--- START OF DATA ENTRIES ---

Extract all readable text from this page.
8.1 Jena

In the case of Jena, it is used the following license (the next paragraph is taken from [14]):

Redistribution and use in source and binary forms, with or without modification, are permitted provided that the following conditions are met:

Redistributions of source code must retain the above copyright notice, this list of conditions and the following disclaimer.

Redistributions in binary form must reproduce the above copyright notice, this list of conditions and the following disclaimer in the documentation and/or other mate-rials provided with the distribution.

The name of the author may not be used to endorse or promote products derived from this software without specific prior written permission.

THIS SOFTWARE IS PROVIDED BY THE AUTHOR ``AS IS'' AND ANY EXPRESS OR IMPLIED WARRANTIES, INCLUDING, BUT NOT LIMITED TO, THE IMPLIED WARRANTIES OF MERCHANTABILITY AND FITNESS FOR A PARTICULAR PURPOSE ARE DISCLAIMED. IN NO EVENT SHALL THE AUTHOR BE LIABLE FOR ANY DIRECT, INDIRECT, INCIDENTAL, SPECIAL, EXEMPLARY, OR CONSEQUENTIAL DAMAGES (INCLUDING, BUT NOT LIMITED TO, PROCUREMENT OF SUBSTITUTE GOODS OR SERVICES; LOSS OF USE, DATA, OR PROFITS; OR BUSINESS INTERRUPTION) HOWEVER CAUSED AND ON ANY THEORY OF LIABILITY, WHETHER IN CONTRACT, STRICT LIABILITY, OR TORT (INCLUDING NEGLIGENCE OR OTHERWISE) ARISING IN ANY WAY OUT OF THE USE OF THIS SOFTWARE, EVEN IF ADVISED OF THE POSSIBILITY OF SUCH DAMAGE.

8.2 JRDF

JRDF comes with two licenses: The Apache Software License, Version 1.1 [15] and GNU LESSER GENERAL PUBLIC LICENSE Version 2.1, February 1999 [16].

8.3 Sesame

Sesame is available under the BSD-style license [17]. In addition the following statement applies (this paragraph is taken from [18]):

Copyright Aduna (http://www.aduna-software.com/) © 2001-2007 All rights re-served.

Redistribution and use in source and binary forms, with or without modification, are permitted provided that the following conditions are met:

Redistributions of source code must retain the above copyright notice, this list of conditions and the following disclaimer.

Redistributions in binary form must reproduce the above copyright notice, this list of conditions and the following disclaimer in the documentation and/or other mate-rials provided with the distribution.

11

--- END OF DATA ENTRIES ---
--- START OF DATA ENTRIES ---

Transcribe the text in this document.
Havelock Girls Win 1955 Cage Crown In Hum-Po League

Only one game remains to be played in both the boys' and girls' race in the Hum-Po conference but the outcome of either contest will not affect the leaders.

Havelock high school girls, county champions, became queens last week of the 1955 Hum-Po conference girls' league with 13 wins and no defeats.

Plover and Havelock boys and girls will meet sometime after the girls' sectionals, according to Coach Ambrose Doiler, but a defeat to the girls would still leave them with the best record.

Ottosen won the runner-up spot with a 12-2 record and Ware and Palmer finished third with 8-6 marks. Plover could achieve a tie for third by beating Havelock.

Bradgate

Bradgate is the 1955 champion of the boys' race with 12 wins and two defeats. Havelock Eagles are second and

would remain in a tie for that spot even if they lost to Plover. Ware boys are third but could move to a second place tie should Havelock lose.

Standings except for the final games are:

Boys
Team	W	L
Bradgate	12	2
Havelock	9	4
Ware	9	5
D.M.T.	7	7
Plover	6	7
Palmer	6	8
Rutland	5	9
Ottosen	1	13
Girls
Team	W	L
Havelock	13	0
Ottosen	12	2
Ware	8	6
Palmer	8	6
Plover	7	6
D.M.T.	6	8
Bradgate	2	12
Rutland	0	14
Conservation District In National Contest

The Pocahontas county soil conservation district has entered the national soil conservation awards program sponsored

--- END OF DATA ENTRIES ---

__AIM__
From the entries above, list each line with "text" in it.

__TASK RESULT__
Extract all readable text from this page.
Transcribe the text in this document.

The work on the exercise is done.